#### Challenge:
An exact copy of every record is needed.

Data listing

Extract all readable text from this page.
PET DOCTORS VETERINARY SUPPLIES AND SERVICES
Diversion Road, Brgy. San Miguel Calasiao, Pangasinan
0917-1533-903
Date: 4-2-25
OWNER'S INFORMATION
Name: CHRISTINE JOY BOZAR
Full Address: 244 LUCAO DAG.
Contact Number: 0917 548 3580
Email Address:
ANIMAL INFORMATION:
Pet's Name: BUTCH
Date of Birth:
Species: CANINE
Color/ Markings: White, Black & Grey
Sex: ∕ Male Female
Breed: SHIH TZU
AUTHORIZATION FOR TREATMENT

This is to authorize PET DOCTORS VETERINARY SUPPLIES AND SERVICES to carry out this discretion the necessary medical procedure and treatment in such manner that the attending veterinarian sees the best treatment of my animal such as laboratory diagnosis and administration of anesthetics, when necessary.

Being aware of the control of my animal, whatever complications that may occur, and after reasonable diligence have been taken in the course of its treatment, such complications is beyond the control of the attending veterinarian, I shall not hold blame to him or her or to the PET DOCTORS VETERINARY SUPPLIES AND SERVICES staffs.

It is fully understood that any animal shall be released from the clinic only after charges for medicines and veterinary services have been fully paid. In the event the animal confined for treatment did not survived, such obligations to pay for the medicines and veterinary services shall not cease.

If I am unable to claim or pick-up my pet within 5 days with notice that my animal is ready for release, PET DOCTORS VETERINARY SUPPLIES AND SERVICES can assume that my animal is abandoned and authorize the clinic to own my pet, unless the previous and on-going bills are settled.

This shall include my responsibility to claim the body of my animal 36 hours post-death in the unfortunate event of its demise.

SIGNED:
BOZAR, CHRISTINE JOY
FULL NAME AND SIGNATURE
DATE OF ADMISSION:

#### Worked answer:
Extract all readable text from this page.
PET DOCTORS VETERINARY SUPPLIES AND SERVICES
Diversion Road, Brgy. San Miguel Calasiao, Pangasinan
0917-1533-903
Date: 4-2-25
OWNER'S INFORMATION
Name: CHRISTINE JOY BOZAR
Full Address: 244 LUCAO DAG.
Contact Number: 0917 548 3580
Email Address:
ANIMAL INFORMATION:
Pet's Name: BUTCH
Date of Birth:
Species: CANINE
Color/ Markings: White, Black & Grey
Sex: ∕ Male Female
Breed: SHIH TZU
AUTHORIZATION FOR TREATMENT

This is to authorize PET DOCTORS VETERINARY SUPPLIES AND SERVICES to carry out this discretion the necessary medical procedure and treatment in such manner that the attending veterinarian sees the best treatment of my animal such as laboratory diagnosis and administration of anesthetics, when necessary.

Being aware of the control of my animal, whatever complications that may occur, and after reasonable diligence have been taken in the course of its treatment, such complications is beyond the control of the attending veterinarian, I shall not hold blame to him or her or to the PET DOCTORS VETERINARY SUPPLIES AND SERVICES staffs.

It is fully understood that any animal shall be released from the clinic only after charges for medicines and veterinary services have been fully paid. In the event the animal confined for treatment did not survived, such obligations to pay for the medicines and veterinary services shall not cease.

If I am unable to claim or pick-up my pet within 5 days with notice that my animal is ready for release, PET DOCTORS VETERINARY SUPPLIES AND SERVICES can assume that my animal is abandoned and authorize the clinic to own my pet, unless the previous and on-going bills are settled.

This shall include my responsibility to claim the body of my animal 36 hours post-death in the unfortunate event of its demise.

SIGNED:
BOZAR, CHRISTINE JOY
FULL NAME AND SIGNATURE
DATE OF ADMISSION:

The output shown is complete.